# [Exercise aim]
Pull every line with the word "نامه" out of the entries below.
:: Supplied material
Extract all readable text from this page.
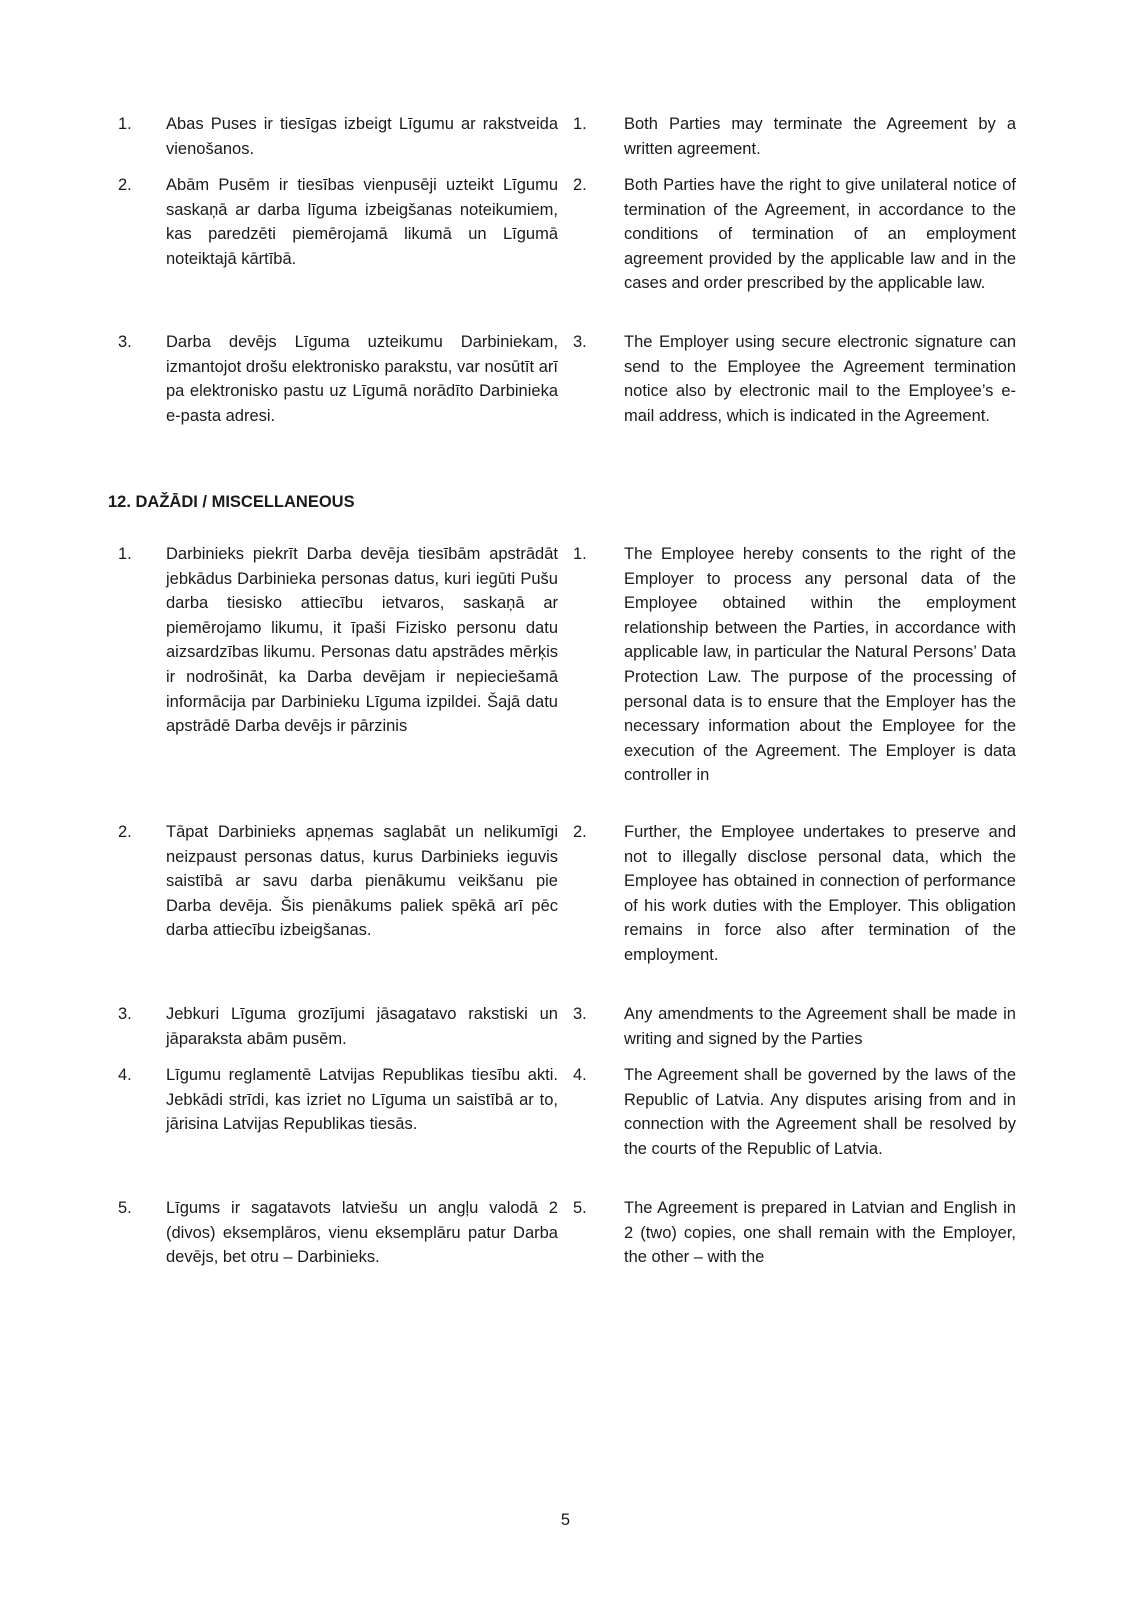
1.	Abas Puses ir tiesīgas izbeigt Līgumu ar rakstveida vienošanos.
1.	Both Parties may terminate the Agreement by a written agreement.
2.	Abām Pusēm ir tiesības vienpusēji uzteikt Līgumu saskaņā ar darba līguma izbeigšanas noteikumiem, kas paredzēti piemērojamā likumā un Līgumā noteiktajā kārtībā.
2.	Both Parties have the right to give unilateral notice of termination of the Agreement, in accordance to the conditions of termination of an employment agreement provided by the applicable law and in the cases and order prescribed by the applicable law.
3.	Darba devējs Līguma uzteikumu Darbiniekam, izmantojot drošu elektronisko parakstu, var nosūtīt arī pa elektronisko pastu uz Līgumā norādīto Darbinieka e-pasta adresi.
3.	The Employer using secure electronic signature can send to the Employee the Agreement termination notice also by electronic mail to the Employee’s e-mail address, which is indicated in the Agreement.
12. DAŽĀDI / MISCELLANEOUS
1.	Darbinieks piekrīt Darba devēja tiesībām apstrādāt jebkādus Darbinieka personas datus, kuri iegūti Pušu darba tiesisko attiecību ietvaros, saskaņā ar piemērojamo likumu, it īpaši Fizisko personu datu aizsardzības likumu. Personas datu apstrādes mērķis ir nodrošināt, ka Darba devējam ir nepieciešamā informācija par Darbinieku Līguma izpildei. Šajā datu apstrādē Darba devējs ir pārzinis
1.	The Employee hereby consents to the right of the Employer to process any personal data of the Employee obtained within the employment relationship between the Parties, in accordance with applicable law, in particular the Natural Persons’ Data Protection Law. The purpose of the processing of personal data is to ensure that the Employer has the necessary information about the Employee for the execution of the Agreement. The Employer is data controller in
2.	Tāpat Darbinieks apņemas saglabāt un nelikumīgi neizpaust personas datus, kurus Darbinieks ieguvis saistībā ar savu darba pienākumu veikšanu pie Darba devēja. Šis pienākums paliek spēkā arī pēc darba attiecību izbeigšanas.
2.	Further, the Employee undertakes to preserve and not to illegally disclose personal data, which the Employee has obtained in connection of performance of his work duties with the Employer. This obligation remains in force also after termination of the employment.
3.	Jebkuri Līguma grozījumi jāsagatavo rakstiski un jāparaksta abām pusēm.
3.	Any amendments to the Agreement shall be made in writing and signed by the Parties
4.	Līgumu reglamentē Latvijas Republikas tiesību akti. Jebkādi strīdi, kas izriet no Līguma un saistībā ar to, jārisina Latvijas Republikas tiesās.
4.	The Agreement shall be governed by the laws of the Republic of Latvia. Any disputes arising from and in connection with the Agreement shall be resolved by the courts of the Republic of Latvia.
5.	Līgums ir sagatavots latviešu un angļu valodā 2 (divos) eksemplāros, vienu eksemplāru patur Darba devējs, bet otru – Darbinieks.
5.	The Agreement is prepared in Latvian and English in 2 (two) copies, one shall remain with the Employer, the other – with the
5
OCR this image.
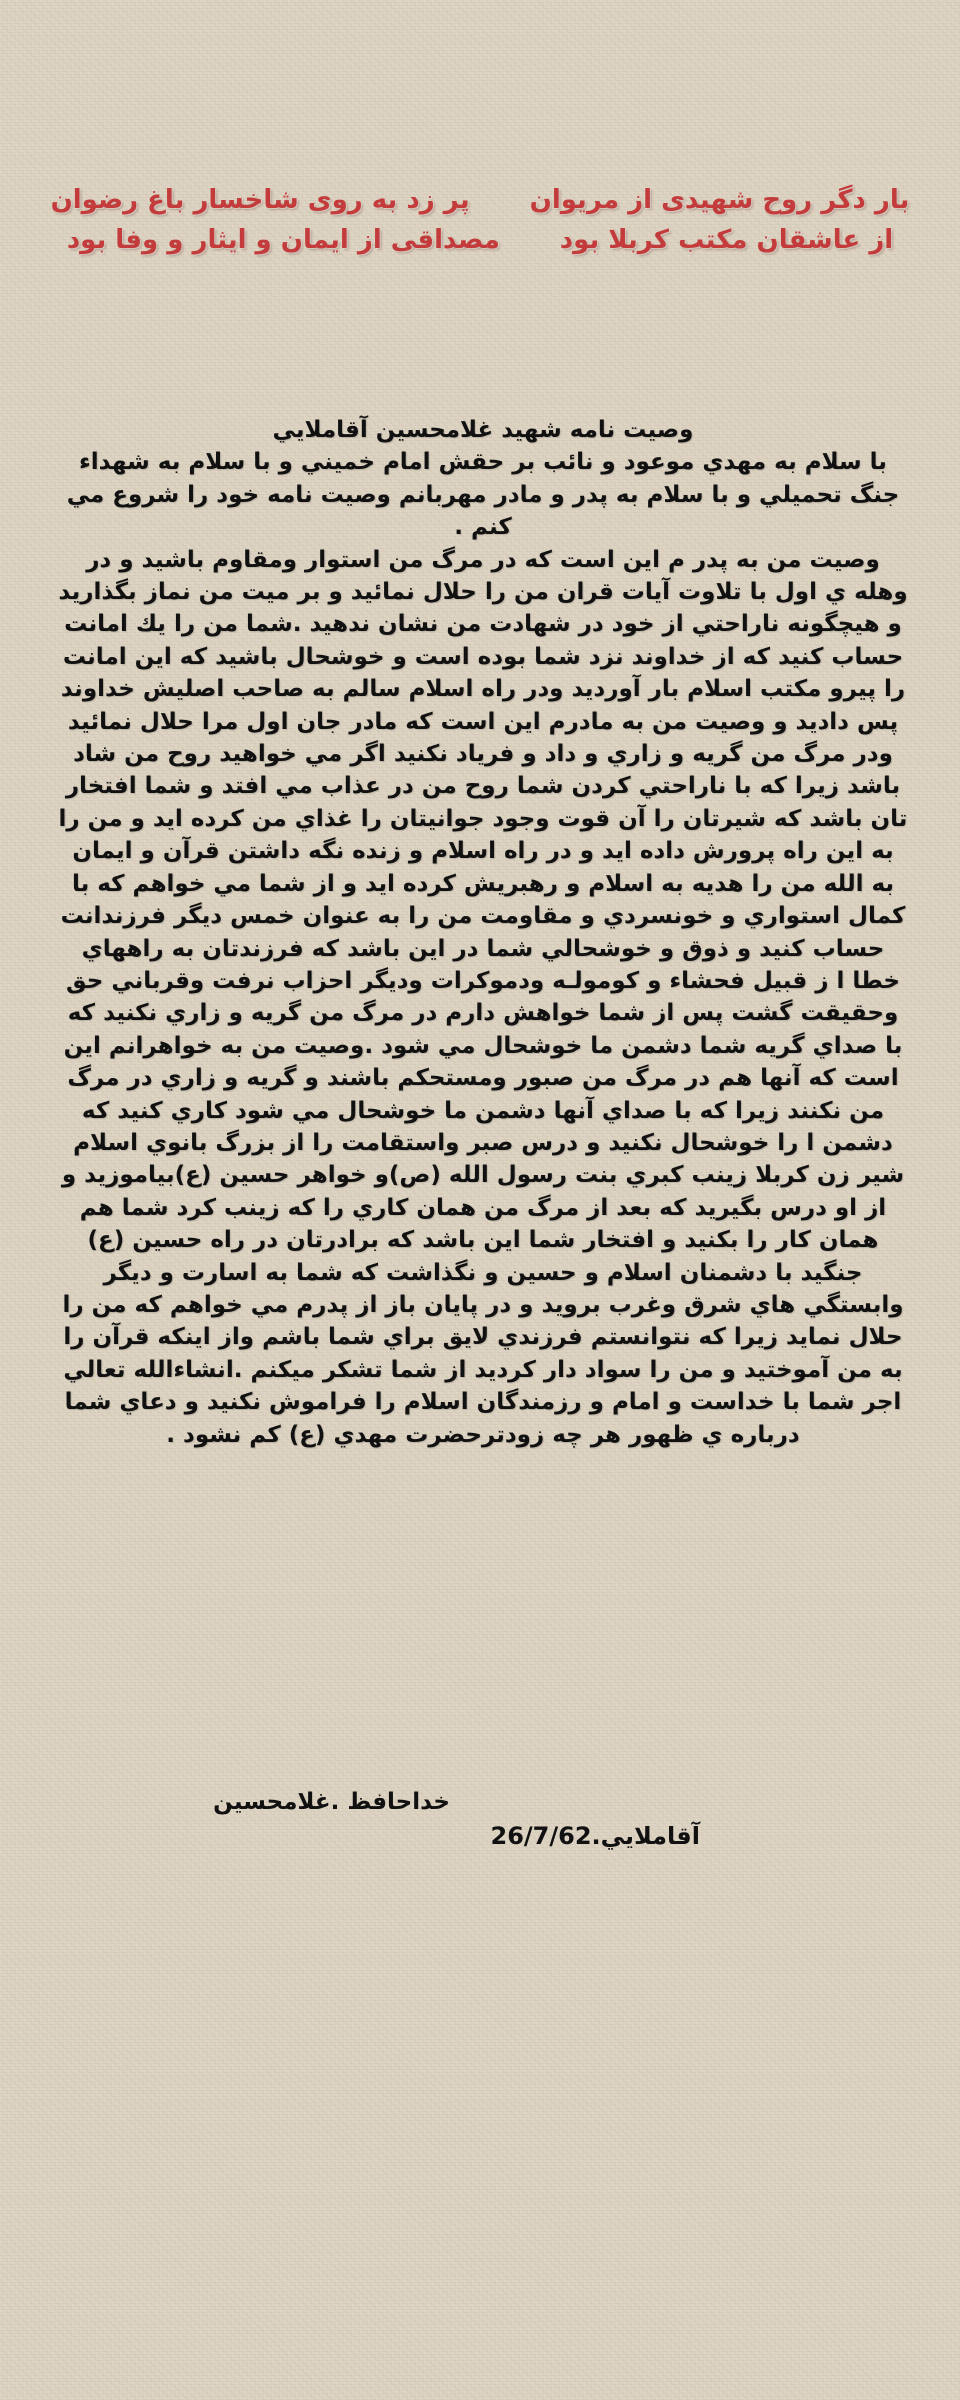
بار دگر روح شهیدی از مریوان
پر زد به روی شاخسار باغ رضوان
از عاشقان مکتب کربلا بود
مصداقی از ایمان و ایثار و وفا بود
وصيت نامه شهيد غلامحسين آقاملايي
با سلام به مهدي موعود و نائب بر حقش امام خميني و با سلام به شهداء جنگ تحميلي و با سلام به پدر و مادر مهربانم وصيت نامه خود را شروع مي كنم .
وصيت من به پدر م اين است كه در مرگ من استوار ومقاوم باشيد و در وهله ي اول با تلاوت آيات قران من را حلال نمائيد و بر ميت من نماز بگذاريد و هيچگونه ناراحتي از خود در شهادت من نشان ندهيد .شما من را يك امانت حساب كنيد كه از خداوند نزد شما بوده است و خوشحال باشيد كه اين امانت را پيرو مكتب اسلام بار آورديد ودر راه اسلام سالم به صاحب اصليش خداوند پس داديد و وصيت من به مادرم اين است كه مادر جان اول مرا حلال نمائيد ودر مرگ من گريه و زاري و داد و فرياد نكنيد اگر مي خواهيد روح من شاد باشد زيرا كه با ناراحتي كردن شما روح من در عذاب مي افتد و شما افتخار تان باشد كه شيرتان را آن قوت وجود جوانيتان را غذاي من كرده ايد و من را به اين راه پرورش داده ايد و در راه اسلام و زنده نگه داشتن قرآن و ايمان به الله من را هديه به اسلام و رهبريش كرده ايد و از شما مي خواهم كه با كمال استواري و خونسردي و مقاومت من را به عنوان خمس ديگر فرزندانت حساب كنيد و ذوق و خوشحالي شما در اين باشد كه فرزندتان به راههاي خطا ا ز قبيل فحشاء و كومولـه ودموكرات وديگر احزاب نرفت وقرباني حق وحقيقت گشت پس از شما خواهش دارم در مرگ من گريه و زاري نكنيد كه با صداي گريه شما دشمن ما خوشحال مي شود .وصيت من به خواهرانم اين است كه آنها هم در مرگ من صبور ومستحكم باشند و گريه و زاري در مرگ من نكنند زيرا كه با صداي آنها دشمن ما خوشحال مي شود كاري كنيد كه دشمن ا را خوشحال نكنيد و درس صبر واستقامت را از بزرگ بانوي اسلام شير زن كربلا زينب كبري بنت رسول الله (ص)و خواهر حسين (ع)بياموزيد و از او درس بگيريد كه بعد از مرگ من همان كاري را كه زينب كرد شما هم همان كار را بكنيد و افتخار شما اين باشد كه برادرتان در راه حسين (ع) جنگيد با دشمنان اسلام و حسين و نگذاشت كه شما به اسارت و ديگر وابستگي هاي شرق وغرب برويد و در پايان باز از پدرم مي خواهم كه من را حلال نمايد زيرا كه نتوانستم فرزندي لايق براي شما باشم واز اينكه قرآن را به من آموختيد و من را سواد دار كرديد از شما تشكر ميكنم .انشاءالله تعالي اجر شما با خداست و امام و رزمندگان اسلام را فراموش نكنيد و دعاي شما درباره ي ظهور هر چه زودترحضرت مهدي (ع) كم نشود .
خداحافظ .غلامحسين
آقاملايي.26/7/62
::::
# [Correct response]
وصيت نامه شهيد غلامحسين آقاملايي
با سلام به مهدي موعود و نائب بر حقش امام خميني و با سلام به شهداء جنگ تحميلي و با سلام به پدر و مادر مهربانم وصيت نامه خود را شروع مي كنم .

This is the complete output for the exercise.